• _WHAT NEEDS TO BE DONE_:
In the entries below, find the lines that contain the word "Eara" and copy them.

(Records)
══════════════════════════════

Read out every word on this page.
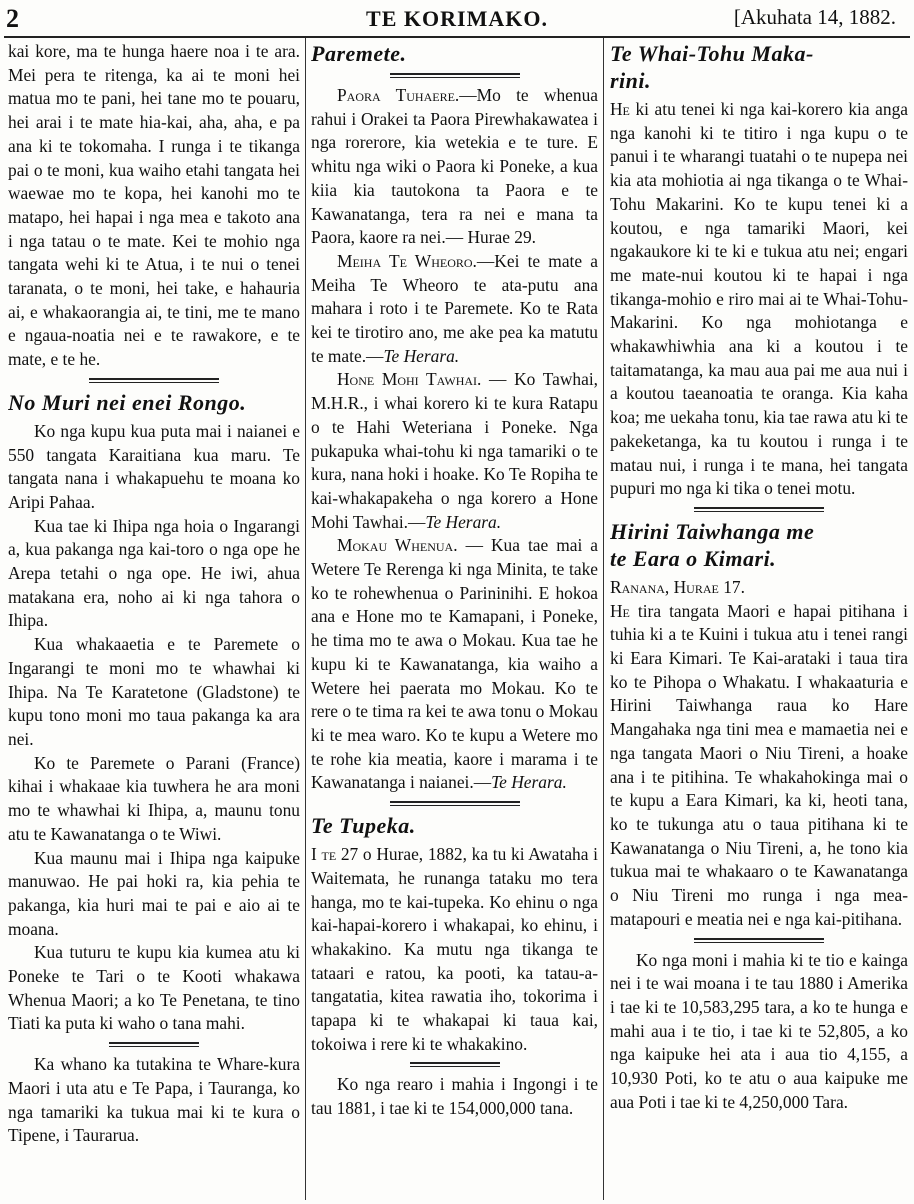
2	TE KORIMAKO.	[Akuhata 14, 1882.

kai kore, ma te hunga haere noa i te ara. Mei pera te ritenga, ka ai te moni hei matua mo te pani, hei tane mo te pouaru, hei arai i te mate hia-kai, aha, aha, e pa ana ki te tokomaha. I runga i te tikanga pai o te moni, kua waiho etahi tangata hei waewae mo te kopa, hei kanohi mo te matapo, hei hapai i nga mea e takoto ana i nga tatau o te mate. Kei te mohio nga tangata wehi ki te Atua, i te nui o tenei taranata, o te moni, hei take, e hahauria ai, e whakaorangia ai, te tini, me te mano e ngaua-noatia nei e te rawakore, e te mate, e te he.

No Muri nei enei Rongo.

Ko nga kupu kua puta mai i naianei e 550 tangata Karaitiana kua maru. Te tangata nana i whakapuehu te moana ko Aripi Pahaa.

Kua tae ki Ihipa nga hoia o Ingarangi a, kua pakanga nga kai-toro o nga ope he Arepa tetahi o nga ope. He iwi, ahua matakana era, noho ai ki nga tahora o Ihipa.

Kua whakaaetia e te Paremete o Ingarangi te moni mo te whawhai ki Ihipa. Na Te Karatetone (Gladstone) te kupu tono moni mo taua pakanga ka ara nei.

Ko te Paremete o Parani (France) kihai i whakaae kia tuwhera he ara moni mo te whawhai ki Ihipa, a, maunu tonu atu te Kawanatanga o te Wiwi.

Kua maunu mai i Ihipa nga kaipuke manuwao. He pai hoki ra, kia pehia te pakanga, kia huri mai te pai e aio ai te moana.

Kua tuturu te kupu kia kumea atu ki Poneke te Tari o te Kooti whakawa Whenua Maori; a ko Te Penetana, te tino Tiati ka puta ki waho o tana mahi.

Ka whano ka tutakina te Whare-kura Maori i uta atu e Te Papa, i Tauranga, ko nga tamariki ka tukua mai ki te kura o Tipene, i Taurarua.

Paremete.

Paora Tuhaere.—Mo te whenua rahui i Orakei ta Paora Pirewhakawatea i nga rorerore, kia wetekia e te ture. E whitu nga wiki o Paora ki Poneke, a kua kiia kia tautokona ta Paora e te Kawanatanga, tera ra nei e mana ta Paora, kaore ra nei.— Hurae 29.

Meiha Te Wheoro.—Kei te mate a Meiha Te Wheoro te ata-putu ana mahara i roto i te Paremete. Ko te Rata kei te tirotiro ano, me ake pea ka matutu te mate.—Te Herara.

Hone Mohi Tawhai. — Ko Tawhai, M.H.R., i whai korero ki te kura Ratapu o te Hahi Weteriana i Poneke. Nga pukapuka whai-tohu ki nga tamariki o te kura, nana hoki i hoake. Ko Te Ropiha te kai-whakapakeha o nga korero a Hone Mohi Tawhai.—Te Herara.

Mokau Whenua. — Kua tae mai a Wetere Te Rerenga ki nga Minita, te take ko te rohewhenua o Parininihi. E hokoa ana e Hone mo te Kamapani, i Poneke, he tima mo te awa o Mokau. Kua tae he kupu ki te Kawanatanga, kia waiho a Wetere hei paerata mo Mokau. Ko te rere o te tima ra kei te awa tonu o Mokau ki te mea waro. Ko te kupu a Wetere mo te rohe kia meatia, kaore i marama i te Kawanatanga i naianei.—Te Herara.

Te Tupeka.

I te 27 o Hurae, 1882, ka tu ki Awataha i Waitemata, he runanga tataku mo tera hanga, mo te kai-tupeka. Ko ehinu o nga kai-hapai-korero i whakapai, ko ehinu, i whakakino. Ka mutu nga tikanga te tataari e ratou, ka pooti, ka tatau-a-tangatatia, kitea rawatia iho, tokorima i tapapa ki te whakapai ki taua kai, tokoiwa i rere ki te whakakino.

Ko nga rearo i mahia i Ingongi i te tau 1881, i tae ki te 154,000,000 tana.

Te Whai-Tohu Maka-

rini.

He ki atu tenei ki nga kai-korero kia anga nga kanohi ki te titiro i nga kupu o te panui i te wharangi tuatahi o te nupepa nei kia ata mohiotia ai nga tikanga o te Whai-Tohu Makarini. Ko te kupu tenei ki a koutou, e nga tamariki Maori, kei ngakaukore ki te ki e tukua atu nei; engari me mate-nui koutou ki te hapai i nga tikanga-mohio e riro mai ai te Whai-Tohu-Makarini. Ko nga mohiotanga e whakawhiwhia ana ki a koutou i te taitamatanga, ka mau aua pai me aua nui i a koutou taeanoatia te oranga. Kia kaha koa; me uekaha tonu, kia tae rawa atu ki te pakeketanga, ka tu koutou i runga i te matau nui, i runga i te mana, hei tangata pupuri mo nga ki tika o tenei motu.

Hirini Taiwhanga me

te Eara o Kimari.

Ranana, Hurae 17.

He tira tangata Maori e hapai pitihana i tuhia ki a te Kuini i tukua atu i tenei rangi ki Eara Kimari. Te Kai-arataki i taua tira ko te Pihopa o Whakatu. I whakaaturia e Hirini Taiwhanga raua ko Hare Mangahaka nga tini mea e mamaetia nei e nga tangata Maori o Niu Tireni, a hoake ana i te pitihina. Te whakahokinga mai o te kupu a Eara Kimari, ka ki, heoti tana, ko te tukunga atu o taua pitihana ki te Kawanatanga o Niu Tireni, a, he tono kia tukua mai te whakaaro o te Kawanatanga o Niu Tireni mo runga i nga mea-matapouri e meatia nei e nga kai-pitihana.

Ko nga moni i mahia ki te tio e kainga nei i te wai moana i te tau 1880 i Amerika i tae ki te 10,583,295 tara, a ko te hunga e mahi aua i te tio, i tae ki te 52,805, a ko nga kaipuke hei ata i aua tio 4,155, a 10,930 Poti, ko te atu o aua kaipuke me aua Poti i tae ki te 4,250,000 Tara.
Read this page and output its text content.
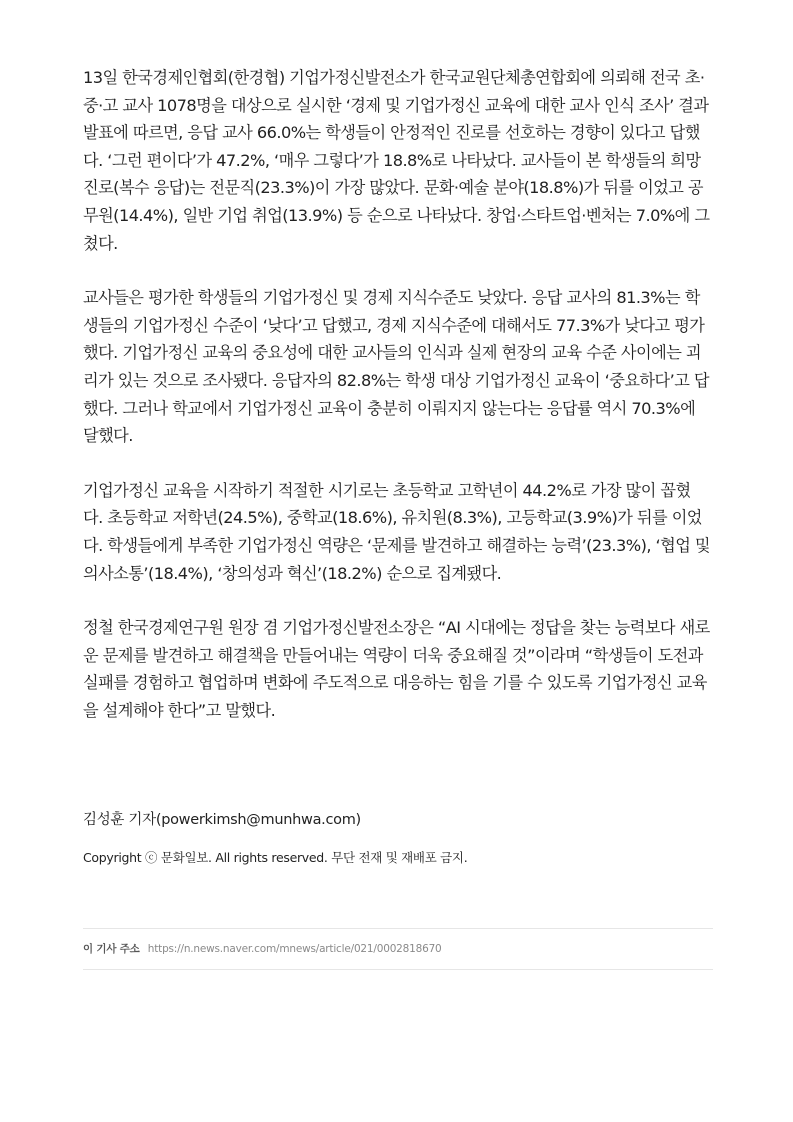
13일 한국경제인협회(한경협) 기업가정신발전소가 한국교원단체총연합회에 의뢰해 전국 초·중·고 교사 1078명을 대상으로 실시한 ‘경제 및 기업가정신 교육에 대한 교사 인식 조사’ 결과 발표에 따르면, 응답 교사 66.0%는 학생들이 안정적인 진로를 선호하는 경향이 있다고 답했다. ‘그런 편이다’가 47.2%, ‘매우 그렇다’가 18.8%로 나타났다. 교사들이 본 학생들의 희망 진로(복수 응답)는 전문직(23.3%)이 가장 많았다. 문화·예술 분야(18.8%)가 뒤를 이었고 공무원(14.4%), 일반 기업 취업(13.9%) 등 순으로 나타났다. 창업·스타트업·벤처는 7.0%에 그쳤다.

교사들은 평가한 학생들의 기업가정신 및 경제 지식수준도 낮았다. 응답 교사의 81.3%는 학생들의 기업가정신 수준이 ‘낮다’고 답했고, 경제 지식수준에 대해서도 77.3%가 낮다고 평가했다. 기업가정신 교육의 중요성에 대한 교사들의 인식과 실제 현장의 교육 수준 사이에는 괴리가 있는 것으로 조사됐다. 응답자의 82.8%는 학생 대상 기업가정신 교육이 ‘중요하다’고 답했다. 그러나 학교에서 기업가정신 교육이 충분히 이뤄지지 않는다는 응답률 역시 70.3%에 달했다.

기업가정신 교육을 시작하기 적절한 시기로는 초등학교 고학년이 44.2%로 가장 많이 꼽혔다. 초등학교 저학년(24.5%), 중학교(18.6%), 유치원(8.3%), 고등학교(3.9%)가 뒤를 이었다. 학생들에게 부족한 기업가정신 역량은 ‘문제를 발견하고 해결하는 능력’(23.3%), ‘협업 및 의사소통’(18.4%), ‘창의성과 혁신’(18.2%) 순으로 집계됐다.

정철 한국경제연구원 원장 겸 기업가정신발전소장은 “AI 시대에는 정답을 찾는 능력보다 새로운 문제를 발견하고 해결책을 만들어내는 역량이 더욱 중요해질 것”이라며 “학생들이 도전과 실패를 경험하고 협업하며 변화에 주도적으로 대응하는 힘을 기를 수 있도록 기업가정신 교육을 설계해야 한다”고 말했다.

김성훈 기자(powerkimsh@munhwa.com)
Copyright ⓒ 문화일보. All rights reserved. 무단 전재 및 재배포 금지.
이 기사 주소 https://n.news.naver.com/mnews/article/021/0002818670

══════════════════════════════

• _RESULT OF THIS TASK_:
te Eara o Kimari.
He tira tangata Maori e hapai pitihana i tuhia ki a te Kuini i tukua atu i tenei rangi ki Eara Kimari. Te Kai-arataki i taua tira ko te Pihopa o Whakatu. I whakaaturia e Hirini Taiwhanga raua ko Hare Mangahaka nga tini mea e mamaetia nei e nga tangata Maori o Niu Tireni, a hoake ana i te pitihina. Te whakahokinga mai o te kupu a Eara Kimari, ka ki, heoti tana, ko te tukunga atu o taua pitihana ki te Kawanatanga o Niu Tireni, a, he tono kia tukua mai te whakaaro o te Kawanatanga o Niu Tireni mo runga i nga mea-matapouri e meatia nei e nga kai-pitihana.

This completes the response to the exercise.